## Work instructions
Scan the material that follows. Copy every line containing the word "text".
┏━━
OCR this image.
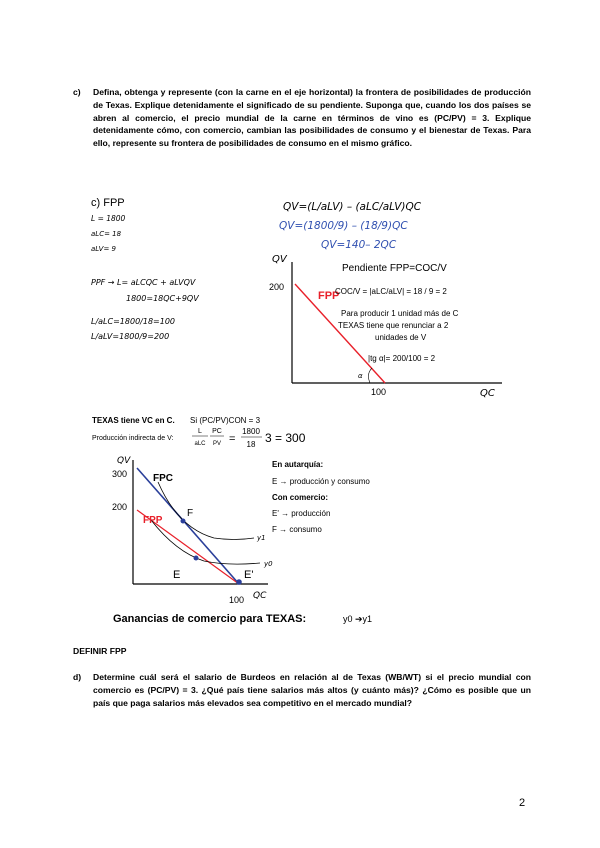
c) Defina, obtenga y represente (con la carne en el eje horizontal) la frontera de posibilidades de producción de Texas. Explique detenidamente el significado de su pendiente. Suponga que, cuando los dos países se abren al comercio, el precio mundial de la carne en términos de vino es (PC/PV) = 3. Explique detenidamente cómo, con comercio, cambian las posibilidades de consumo y el bienestar de Texas. Para ello, represente su frontera de posibilidades de consumo en el mismo gráfico.
c) FPP
L = 1800
aLC= 18
aLV= 9
PPF → L= aLCQC + aLVQV
1800=18QC+9QV
L/aLC=1800/18=100
L/aLV=1800/9=200
QV=(L/aLV) – (aLC/aLV)QC
QV=(1800/9) – (18/9)QC
QV=140– 2QC
QV
QC
200
100
FPP
α
Pendiente FPP=COC/V
COC/V = |aLC/aLV| = 18 / 9 = 2
Para producir 1 unidad más de C
TEXAS tiene que renunciar a 2
unidades de V
|tg α|= 200/100 = 2
TEXAS tiene VC en C. Si (PC/PV)CON = 3
Producción indirecta de V:
L
aLC
PC
PV =
1800
18 3 = 300
QV
QC
300
200
100
FPC
FPP
F
E	E'
y1
y0
En autarquía:
E → producción y consumo
Con comercio:
E' → producción
F → consumo
Ganancias de comercio para TEXAS:	y0 ➔y1
DEFINIR FPP
d) Determine cuál será el salario de Burdeos en relación al de Texas (WB/WT) si el precio mundial con comercio es (PC/PV) = 3. ¿Qué país tiene salarios más altos (y cuánto más)? ¿Cómo es posible que un país que paga salarios más elevados sea competitivo en el mercado mundial?
2
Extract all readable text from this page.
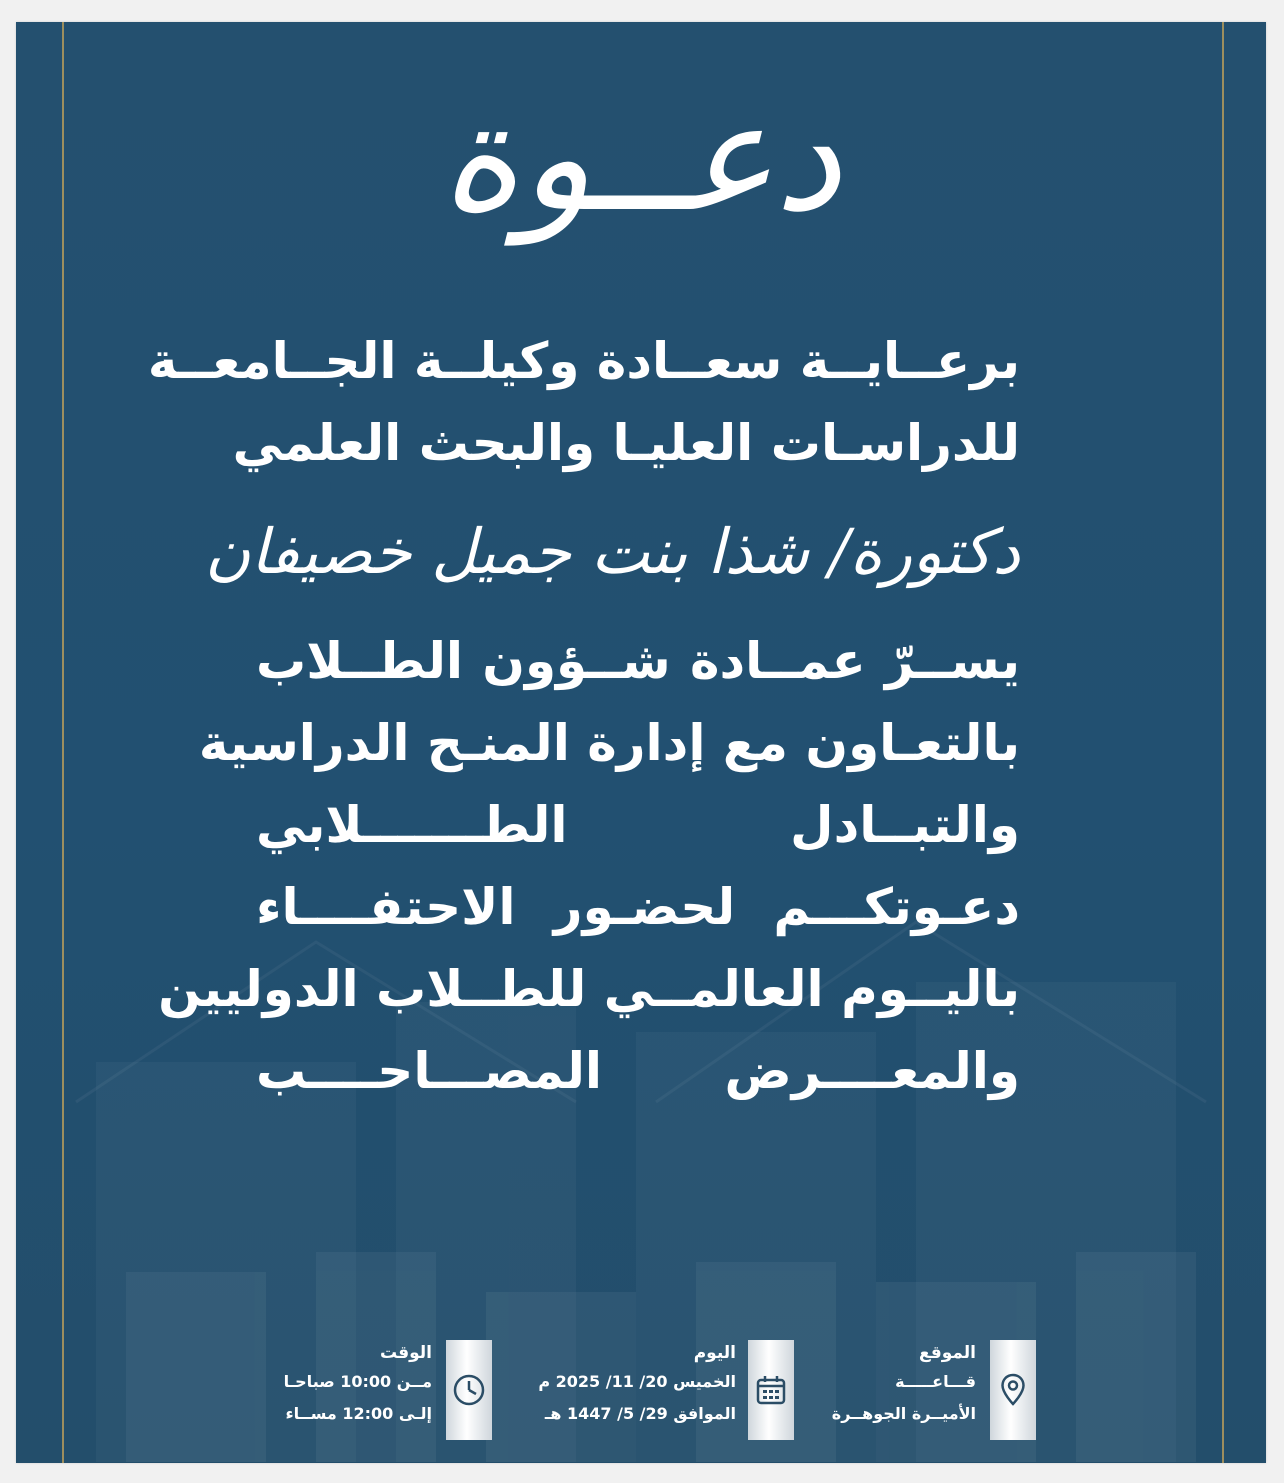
دعــوة
برعــايــة سعــادة وكيلــة الجــامعــة
للدراسـات العليـا والبحث العلمي
دكتورة/ شذا بنت جميل خصيفان
يســرّ عمــادة شــؤون الطــلاب
بالتعـاون مع إدارة المنـح الدراسية
والتبــادل الطـــــــلابي
دعـوتكـــم لحضـور الاحتفــــاء
باليــوم العالمــي للطــلاب الدوليين
والمعــــرض المصـــاحــــب
الموقع
قـــاعـــــة
الأميــرة الجوهــرة
اليوم
الخميس 20/ 11/ 2025 م
الموافق 29/ 5/ 1447 هـ
الوقت
مــن 10:00 صباحـا
إلـى 12:00 مســاء
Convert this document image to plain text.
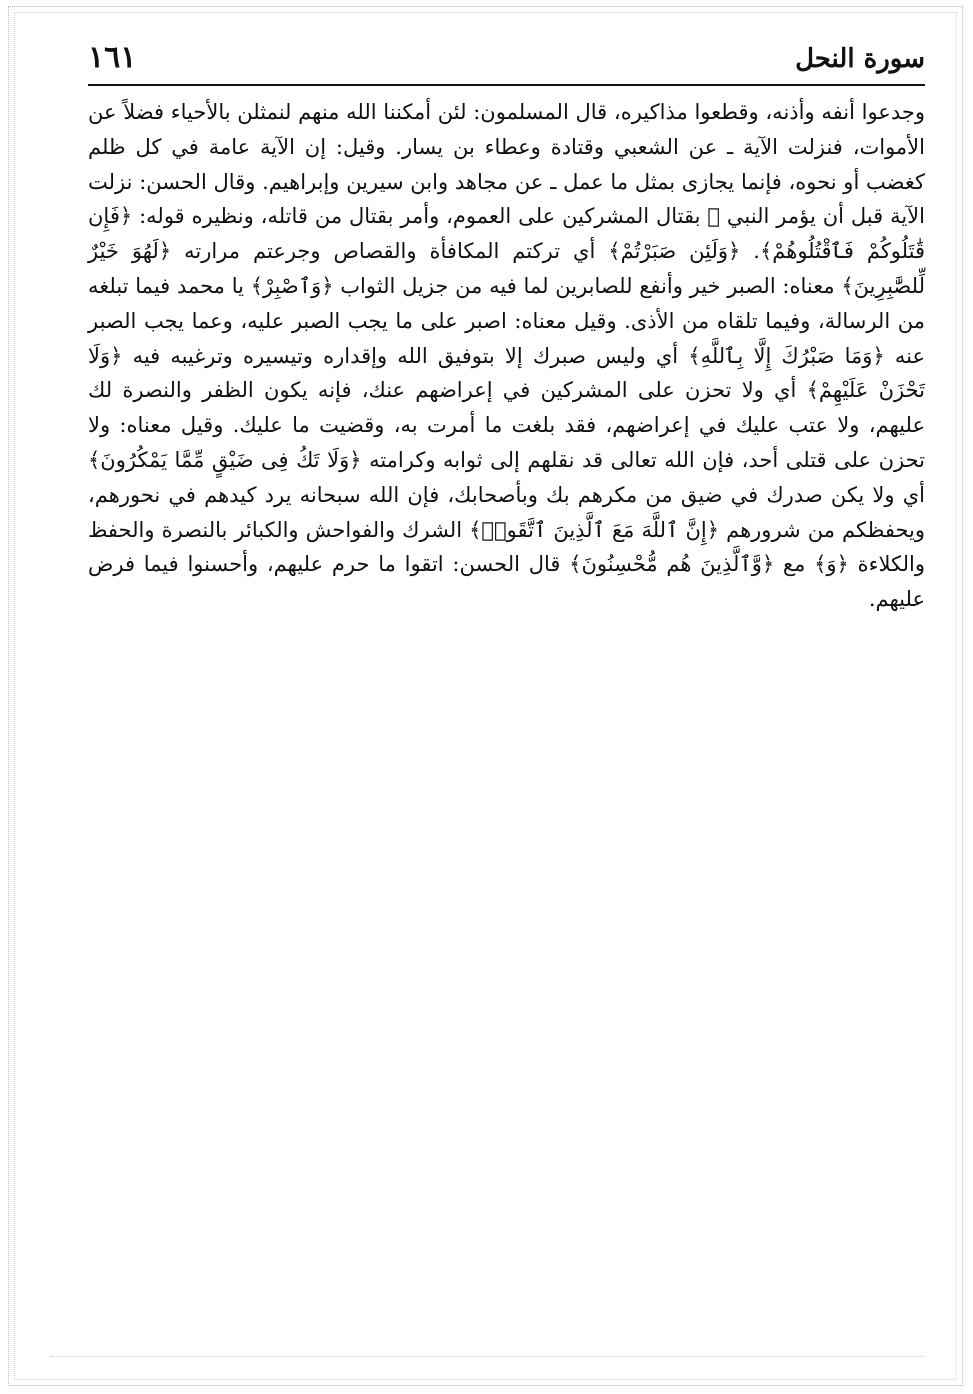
سورة النحل
١٦١

وجدعوا أنفه وأذنه، وقطعوا مذاكيره، قال المسلمون: لئن أمكننا الله منهم لنمثلن بالأحياء فضلاً عن الأموات، فنزلت الآية ـ عن الشعبي وقتادة وعطاء بن يسار. وقيل: إن الآية عامة في كل ظلم كغضب أو نحوه، فإنما يجازى بمثل ما عمل ـ عن مجاهد وابن سيرين وإبراهيم. وقال الحسن: نزلت الآية قبل أن يؤمر النبي ﷺ بقتال المشركين على العموم، وأمر بقتال من قاتله، ونظيره قوله: ﴿فَإِن قَٰتَلُوكُمْ فَٱقْتُلُوهُمْ﴾. ﴿وَلَئِن صَبَرْتُمْ﴾ أي تركتم المكافأة والقصاص وجرعتم مرارته ﴿لَهُوَ خَيْرٌ لِّلصَّٰبِرِينَ﴾ معناه: الصبر خير وأنفع للصابرين لما فيه من جزيل الثواب ﴿وَٱصْبِرْ﴾ يا محمد فيما تبلغه من الرسالة، وفيما تلقاه من الأذى. وقيل معناه: اصبر على ما يجب الصبر عليه، وعما يجب الصبر عنه ﴿وَمَا صَبْرُكَ إِلَّا بِٱللَّهِ﴾ أي وليس صبرك إلا بتوفيق الله وإقداره وتيسيره وترغيبه فيه ﴿وَلَا تَحْزَنْ عَلَيْهِمْ﴾ أي ولا تحزن على المشركين في إعراضهم عنك، فإنه يكون الظفر والنصرة لك عليهم، ولا عتب عليك في إعراضهم، فقد بلغت ما أمرت به، وقضيت ما عليك. وقيل معناه: ولا تحزن على قتلى أحد، فإن الله تعالى قد نقلهم إلى ثوابه وكرامته ﴿وَلَا تَكُ فِى ضَيْقٍ مِّمَّا يَمْكُرُونَ﴾ أي ولا يكن صدرك في ضيق من مكرهم بك وبأصحابك، فإن الله سبحانه يرد كيدهم في نحورهم، ويحفظكم من شرورهم ﴿إِنَّ ٱللَّهَ مَعَ ٱلَّذِينَ ٱتَّقَوا۟﴾ الشرك والفواحش والكبائر بالنصرة والحفظ والكلاءة ﴿وَ﴾ مع ﴿وَّٱلَّذِينَ هُم مُّحْسِنُونَ﴾ قال الحسن: اتقوا ما حرم عليهم، وأحسنوا فيما فرض عليهم.
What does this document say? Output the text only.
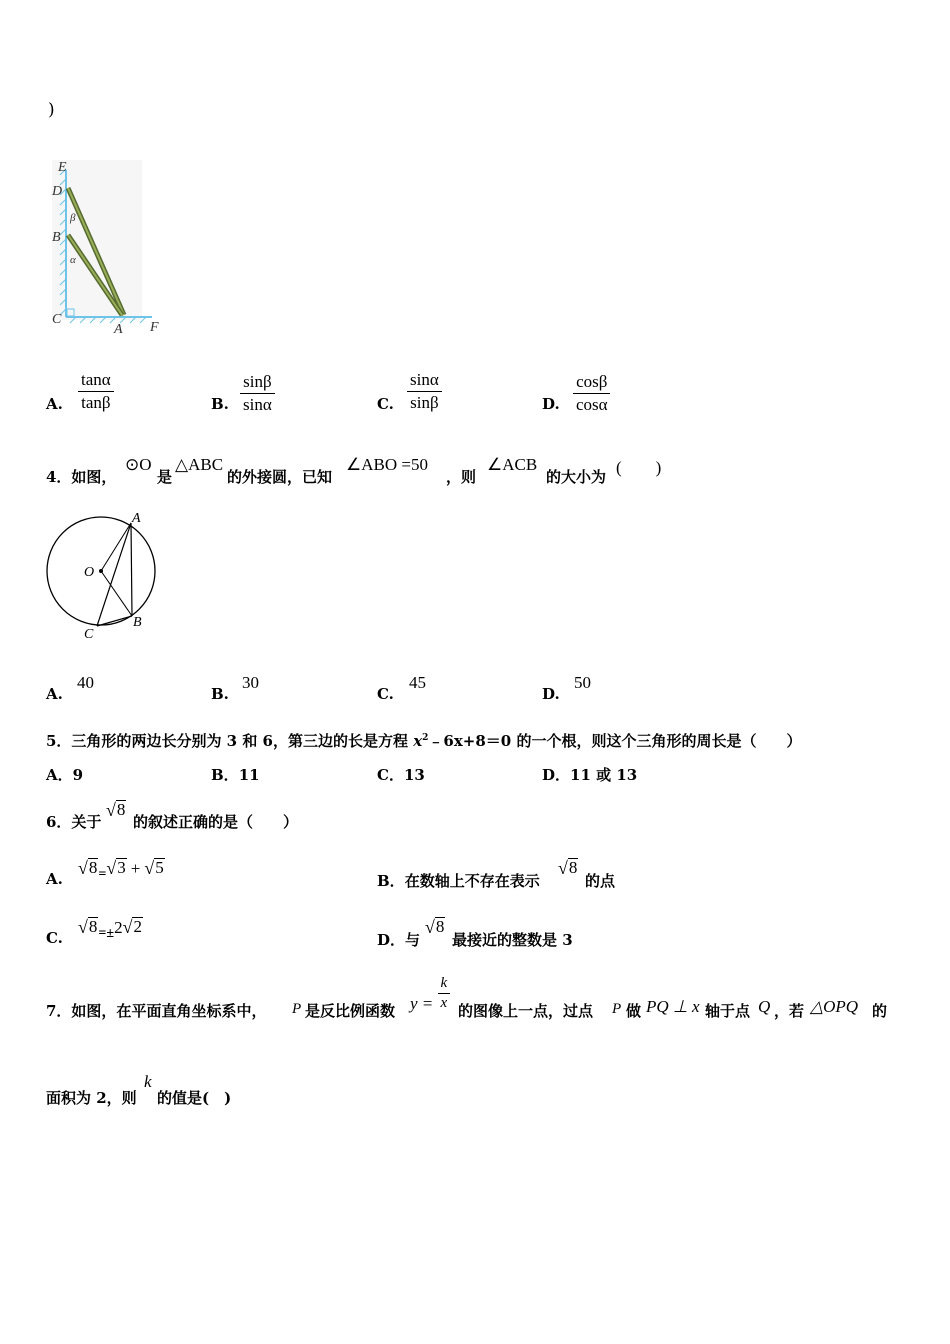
)
E
D
B
C
A F
β
α
A. $\frac{\tan\alpha}{\tan\beta}$	B. $\frac{\sin\beta}{\sin\alpha}$	C. $\frac{\sin\alpha}{\sin\beta}$	D. $\frac{\cos\beta}{\cos\alpha}$
4．如图，
⊙O
是
△ABC
的外接圆，已知
∠ABO =50
，则
∠ACB
的大小为 (　　)
A
O
C
B
A.
40
B.
30
C.
45
D.
50
5．三角形的两边长分别为 3 和 6，第三边的长是方程 $x^2﹣6x+8=0$ 的一个根，则这个三角形的周长是（　　）
A．9	B．11	C．13	D．11 或 13
6．关于
√ 8
的叙述正确的是（　　）
A.
√ 8 $_=$ √ 3 + √ 5
B．在数轴上不存在表示
√ 8
的点
C.
√ 8 $_{=\pm}$2 √ 2
D．与
√ 8
最接近的整数是 3
7．如图，在平面直角坐标系中， P 是反比例函数 $y = \frac{k}{x}$ 的图像上一点，过点 P 做 PQ ⊥ x 轴于点 Q ，若 △OPQ 的
面积为 2，则
k
的值是(　)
┗━━
## Solution to this exercise
Extract all readable text from this page.
Convert this document image to plain text.
What does this document say? Output the text only.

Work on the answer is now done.